▶ **Selected text**:

Alejandra Vernon | Long Beach, California | 04/24/2002
(5 out of 5 stars)
"Based on a novel by John Hale, this 1987 film is a cold war spy story with more twists and angles than can be absorbed in a single viewing.
The boundaries between right and wrong are blurred, in this complex plot where co-workers in the secret service are asked to spy on each other, truth-seekers are murdered, and the guilty are kept protected in their luxurious nests.With an excellent cast that includes James Fox, Nigel Havers, John Gielgud, Felicity Dean, and many top-notch character actors, it's a fast paced hour and 40 minutes...one of my favorite parts is how they manage to get information out of the imprisoned double agent, making him believe that he has escaped.
Also adding a lot to the film is the lovely soundtrack by John Scott.Michael Caine is powerful as the former spy and bereaved father, who investigates his son's death. Part vulnerable, part tough guy, it's a subtle, touching, and brilliant performance, and its believability makes this intricate thriller a 5 star film."
A Well-Acted and Slightly Sad Spy Story
C. O. DeRiemer | San Antonio, Texas, USA | 10/14/2004
(4 out of 5 stars)
"Frank Jones (Michael Caine) has a son (Nigel Havers) who works in a top secret British intelligence agency. Frank has had experience in that line, but now has retired to a quiet and safe life. His son tells him that strange things are happening, and he's planning on leaving and marrying an older woman he's fallen in love with. He says a Soviet mole was found, that security is all over the place encouraging people to rat on each other. The higher ups seem convinced that if they don't do something, their American friends in the CIA will stop working with them.
Frank isn't thrilled over the marriage plans, and he tells his son that it's unlikely anything off key can be happening in the agency. It's obvious that Jones loves his son deeply and wants his son to be happy in whatever his son chooses for himself. A few days later his son is dead, an apparent suicide. Jones cannot believe his son killed himself, and decides to use his old skills to find out what happened. The rest of the movie digs into an examination of the British establishment which is disturbing and ugly. There are strong echoes of the Antony Blunt case and the Cambridge spies. Frank Jones finds men who easily consider others expendable if their ideas of class and priviledge are endangered. He accuses one of being willing to see men die so long as he can continue to have tea with the Queen.

▶ **What the task requires**: Carry the reviews of the 1987 cold war spy film forward from the point where they stop. The data that follows has no connection to the reviews of the 1987 cold war spy film.

▶ **Information shown**:
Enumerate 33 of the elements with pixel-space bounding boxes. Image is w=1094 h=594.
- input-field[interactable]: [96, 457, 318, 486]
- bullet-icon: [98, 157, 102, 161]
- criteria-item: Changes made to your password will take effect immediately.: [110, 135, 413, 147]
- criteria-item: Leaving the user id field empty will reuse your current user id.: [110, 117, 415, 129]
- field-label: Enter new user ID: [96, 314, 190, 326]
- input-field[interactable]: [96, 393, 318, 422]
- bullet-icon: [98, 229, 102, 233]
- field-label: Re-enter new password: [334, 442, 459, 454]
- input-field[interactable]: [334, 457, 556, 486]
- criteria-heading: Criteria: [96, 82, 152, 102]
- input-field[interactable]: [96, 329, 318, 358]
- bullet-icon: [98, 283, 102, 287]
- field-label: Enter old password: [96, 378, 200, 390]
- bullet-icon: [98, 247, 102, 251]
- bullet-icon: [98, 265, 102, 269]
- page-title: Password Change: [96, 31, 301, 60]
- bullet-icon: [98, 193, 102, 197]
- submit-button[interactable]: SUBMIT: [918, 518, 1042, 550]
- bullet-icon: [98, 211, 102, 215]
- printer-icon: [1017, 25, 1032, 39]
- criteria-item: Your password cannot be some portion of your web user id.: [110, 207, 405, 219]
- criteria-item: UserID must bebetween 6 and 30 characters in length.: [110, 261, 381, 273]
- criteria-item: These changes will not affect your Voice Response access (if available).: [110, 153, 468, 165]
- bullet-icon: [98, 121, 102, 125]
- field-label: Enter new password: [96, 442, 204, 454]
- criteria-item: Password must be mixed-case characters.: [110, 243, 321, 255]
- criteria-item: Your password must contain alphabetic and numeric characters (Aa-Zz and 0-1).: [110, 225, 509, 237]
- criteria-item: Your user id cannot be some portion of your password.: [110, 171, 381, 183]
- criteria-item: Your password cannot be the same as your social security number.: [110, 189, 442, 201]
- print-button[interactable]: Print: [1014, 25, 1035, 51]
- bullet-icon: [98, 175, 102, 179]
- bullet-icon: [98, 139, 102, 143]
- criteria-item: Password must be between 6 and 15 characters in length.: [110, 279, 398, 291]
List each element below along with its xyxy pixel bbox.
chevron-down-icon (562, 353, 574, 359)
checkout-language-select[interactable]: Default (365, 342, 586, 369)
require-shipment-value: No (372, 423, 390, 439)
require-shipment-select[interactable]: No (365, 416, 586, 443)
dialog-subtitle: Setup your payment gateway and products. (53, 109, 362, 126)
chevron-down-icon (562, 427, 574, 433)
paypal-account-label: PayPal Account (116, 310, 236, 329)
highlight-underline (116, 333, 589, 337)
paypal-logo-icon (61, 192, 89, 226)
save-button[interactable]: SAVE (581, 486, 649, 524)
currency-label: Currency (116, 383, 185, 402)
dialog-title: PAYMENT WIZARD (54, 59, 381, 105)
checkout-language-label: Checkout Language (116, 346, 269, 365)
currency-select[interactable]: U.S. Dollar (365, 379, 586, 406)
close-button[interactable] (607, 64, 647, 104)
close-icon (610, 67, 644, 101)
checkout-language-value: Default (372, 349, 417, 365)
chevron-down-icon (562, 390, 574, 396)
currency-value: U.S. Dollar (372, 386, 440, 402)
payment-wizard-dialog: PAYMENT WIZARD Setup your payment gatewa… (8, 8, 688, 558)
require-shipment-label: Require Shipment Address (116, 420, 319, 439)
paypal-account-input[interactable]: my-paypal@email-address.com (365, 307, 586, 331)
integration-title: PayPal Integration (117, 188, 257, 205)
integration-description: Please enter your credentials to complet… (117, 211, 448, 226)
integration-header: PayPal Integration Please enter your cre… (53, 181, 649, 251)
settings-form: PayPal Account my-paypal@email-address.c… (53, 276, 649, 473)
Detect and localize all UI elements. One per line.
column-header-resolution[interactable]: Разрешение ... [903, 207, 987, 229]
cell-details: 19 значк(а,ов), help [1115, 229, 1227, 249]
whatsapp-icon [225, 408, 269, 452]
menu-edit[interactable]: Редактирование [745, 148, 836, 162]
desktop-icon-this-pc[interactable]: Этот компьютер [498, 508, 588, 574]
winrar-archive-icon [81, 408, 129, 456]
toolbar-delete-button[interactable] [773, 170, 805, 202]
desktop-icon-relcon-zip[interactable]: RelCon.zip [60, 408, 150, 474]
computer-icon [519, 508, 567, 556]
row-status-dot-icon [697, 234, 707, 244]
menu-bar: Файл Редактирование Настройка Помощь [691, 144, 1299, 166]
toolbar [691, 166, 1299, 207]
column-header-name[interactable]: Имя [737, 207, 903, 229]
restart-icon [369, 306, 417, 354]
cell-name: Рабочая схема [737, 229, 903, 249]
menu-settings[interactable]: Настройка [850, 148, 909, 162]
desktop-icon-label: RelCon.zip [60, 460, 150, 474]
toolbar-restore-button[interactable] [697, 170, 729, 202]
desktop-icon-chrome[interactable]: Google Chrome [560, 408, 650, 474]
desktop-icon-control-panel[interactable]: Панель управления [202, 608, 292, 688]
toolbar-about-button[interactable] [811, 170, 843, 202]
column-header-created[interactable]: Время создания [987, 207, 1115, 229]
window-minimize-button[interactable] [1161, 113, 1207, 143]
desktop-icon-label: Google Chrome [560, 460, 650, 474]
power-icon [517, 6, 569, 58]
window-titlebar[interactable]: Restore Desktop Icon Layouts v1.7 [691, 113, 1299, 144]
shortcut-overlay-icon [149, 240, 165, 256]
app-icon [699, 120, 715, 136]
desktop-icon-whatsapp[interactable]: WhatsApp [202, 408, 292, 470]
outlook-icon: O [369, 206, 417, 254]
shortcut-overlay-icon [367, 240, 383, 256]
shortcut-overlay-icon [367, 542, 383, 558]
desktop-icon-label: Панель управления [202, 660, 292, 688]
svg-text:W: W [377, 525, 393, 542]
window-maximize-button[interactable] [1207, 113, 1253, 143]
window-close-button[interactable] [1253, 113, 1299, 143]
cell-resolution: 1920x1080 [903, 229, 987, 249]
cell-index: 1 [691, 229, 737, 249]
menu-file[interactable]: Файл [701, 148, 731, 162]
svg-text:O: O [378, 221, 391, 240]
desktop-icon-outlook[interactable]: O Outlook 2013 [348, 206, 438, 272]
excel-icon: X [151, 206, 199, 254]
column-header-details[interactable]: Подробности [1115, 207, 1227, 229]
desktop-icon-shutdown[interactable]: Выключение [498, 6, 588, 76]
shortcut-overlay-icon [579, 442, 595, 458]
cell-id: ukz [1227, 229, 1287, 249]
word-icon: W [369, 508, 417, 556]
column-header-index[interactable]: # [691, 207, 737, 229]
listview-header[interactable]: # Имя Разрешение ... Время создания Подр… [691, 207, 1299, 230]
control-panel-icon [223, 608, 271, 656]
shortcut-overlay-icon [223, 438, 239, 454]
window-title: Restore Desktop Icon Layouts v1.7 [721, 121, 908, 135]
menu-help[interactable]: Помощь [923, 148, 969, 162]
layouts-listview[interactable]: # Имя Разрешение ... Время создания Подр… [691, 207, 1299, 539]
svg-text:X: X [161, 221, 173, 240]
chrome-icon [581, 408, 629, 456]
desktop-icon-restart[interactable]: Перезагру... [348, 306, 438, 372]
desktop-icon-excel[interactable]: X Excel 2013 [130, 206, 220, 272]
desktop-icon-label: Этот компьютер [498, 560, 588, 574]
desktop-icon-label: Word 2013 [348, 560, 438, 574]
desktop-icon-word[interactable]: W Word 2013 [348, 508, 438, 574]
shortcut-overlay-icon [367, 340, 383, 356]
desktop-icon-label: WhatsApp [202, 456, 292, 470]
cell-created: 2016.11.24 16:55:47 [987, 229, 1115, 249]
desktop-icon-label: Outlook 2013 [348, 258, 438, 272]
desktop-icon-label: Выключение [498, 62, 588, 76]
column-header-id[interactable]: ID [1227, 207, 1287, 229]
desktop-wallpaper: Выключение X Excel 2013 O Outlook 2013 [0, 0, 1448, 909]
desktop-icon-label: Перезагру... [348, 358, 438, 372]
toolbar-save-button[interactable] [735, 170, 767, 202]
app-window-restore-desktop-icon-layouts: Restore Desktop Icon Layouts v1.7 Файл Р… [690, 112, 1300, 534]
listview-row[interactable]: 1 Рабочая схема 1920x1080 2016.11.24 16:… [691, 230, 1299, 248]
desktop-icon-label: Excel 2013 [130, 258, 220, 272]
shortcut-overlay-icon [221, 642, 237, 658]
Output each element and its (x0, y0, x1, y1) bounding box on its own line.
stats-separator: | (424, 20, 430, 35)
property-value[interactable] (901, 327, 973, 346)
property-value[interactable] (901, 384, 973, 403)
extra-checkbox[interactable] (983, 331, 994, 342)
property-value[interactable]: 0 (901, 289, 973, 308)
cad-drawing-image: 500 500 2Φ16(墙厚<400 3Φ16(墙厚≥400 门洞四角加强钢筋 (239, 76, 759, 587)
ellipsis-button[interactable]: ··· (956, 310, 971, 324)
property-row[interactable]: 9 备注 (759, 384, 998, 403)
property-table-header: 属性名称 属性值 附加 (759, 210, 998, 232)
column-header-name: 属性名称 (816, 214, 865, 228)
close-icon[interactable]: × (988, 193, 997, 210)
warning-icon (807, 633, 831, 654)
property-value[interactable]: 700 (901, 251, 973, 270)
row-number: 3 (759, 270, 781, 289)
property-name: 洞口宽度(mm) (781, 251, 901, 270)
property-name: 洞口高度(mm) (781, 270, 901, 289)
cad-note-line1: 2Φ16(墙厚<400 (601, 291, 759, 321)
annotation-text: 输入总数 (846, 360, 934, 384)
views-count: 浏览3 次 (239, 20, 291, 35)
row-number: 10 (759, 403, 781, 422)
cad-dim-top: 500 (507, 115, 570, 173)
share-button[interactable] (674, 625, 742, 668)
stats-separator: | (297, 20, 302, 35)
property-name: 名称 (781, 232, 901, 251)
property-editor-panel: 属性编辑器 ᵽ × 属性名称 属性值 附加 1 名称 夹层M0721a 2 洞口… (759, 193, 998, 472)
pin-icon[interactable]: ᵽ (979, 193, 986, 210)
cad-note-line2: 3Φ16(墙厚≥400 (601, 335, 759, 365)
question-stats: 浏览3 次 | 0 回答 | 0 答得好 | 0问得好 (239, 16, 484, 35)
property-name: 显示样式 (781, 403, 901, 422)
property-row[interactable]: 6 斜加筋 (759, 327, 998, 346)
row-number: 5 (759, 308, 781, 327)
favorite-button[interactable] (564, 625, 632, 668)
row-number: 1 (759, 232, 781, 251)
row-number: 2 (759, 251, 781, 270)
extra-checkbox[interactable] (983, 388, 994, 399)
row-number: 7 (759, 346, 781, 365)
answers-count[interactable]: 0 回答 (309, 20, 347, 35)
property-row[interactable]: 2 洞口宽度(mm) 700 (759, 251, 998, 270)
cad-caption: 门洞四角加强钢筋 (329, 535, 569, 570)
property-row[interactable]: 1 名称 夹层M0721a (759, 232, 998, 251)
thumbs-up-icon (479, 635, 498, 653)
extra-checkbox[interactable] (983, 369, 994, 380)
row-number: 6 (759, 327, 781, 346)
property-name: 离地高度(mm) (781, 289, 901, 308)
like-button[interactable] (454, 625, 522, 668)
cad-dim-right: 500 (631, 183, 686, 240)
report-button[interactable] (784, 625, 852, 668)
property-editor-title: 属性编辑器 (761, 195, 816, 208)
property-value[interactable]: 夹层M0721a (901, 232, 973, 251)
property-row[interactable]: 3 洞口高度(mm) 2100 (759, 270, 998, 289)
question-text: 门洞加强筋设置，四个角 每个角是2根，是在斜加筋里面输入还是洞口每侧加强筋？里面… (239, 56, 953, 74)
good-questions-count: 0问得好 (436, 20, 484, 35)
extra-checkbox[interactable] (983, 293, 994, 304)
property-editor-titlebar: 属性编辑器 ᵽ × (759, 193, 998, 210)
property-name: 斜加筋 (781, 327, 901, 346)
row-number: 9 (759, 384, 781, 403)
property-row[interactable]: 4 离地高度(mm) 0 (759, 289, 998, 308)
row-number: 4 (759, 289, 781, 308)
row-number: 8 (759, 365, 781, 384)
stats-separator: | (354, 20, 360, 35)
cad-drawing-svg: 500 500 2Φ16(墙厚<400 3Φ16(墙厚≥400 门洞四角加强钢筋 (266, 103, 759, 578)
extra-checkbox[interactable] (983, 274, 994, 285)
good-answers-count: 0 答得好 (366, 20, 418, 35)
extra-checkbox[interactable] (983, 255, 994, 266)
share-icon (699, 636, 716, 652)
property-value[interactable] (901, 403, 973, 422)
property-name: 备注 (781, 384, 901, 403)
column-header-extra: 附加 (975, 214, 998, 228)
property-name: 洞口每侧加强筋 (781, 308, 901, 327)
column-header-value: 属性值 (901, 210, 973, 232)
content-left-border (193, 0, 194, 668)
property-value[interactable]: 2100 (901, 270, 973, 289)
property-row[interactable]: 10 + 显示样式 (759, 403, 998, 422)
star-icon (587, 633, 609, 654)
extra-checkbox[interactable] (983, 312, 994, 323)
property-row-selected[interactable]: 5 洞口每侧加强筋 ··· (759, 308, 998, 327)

▶ **Written answer**:
Caine does a wonderful job of underplaying. His love for his son, his reluctance to leave the safe shell he has made for himself, his strength in searching for answers, his ruthlessness when he gets close to the truth, are all played quietly...which makes things even more effective.
The movie's ending is, for me, not quite as satisfying as it could be, but it's likely that the good guy wins and the bad guys suffer.
Among the bad guys is James Fox, a first-rate actor who for some time has seemed to specialize in playing condescending aristos. It's hard to remember him as the blond, young "tennis, anyone?" chap in Thoroughly Modern Millie.
The DVD transfer is okay."
Cold war based British espionage drama
Cory D. Slipman | Rockville Centre, N.Y. | 02/04/2007
(4 out of 5 stars)
"Micheal Caine plays Frank Jones a decorated ex-British Navy veteran and now businessman. His beloved son Bob played by Nigel Havers is a Russian linguist working for the British Secret Service before the days of detente. He tells Caine that he suspects some strange things are happening in his agency, that he would like to expose.
The Secret Service suspicious of Havers has been bugging his conversations and ultimately liquidate him, covering up his death. Caine, unsatisfied with the official declaration of an accidental death, commences his own investigation.
He eventually is lead to John Gielgud playing high ranking politician Sir Adrian Chapple who acting as a Russian mole, has been feeding them sensitive bits of intelligence for years.
With a distinctly British flavor, "The Whistle Blower" is an above average vintage Cold War drama that uses at it's conclusion the incredible pagaentry of a monarchy sponsored parade filmed in the streets of London."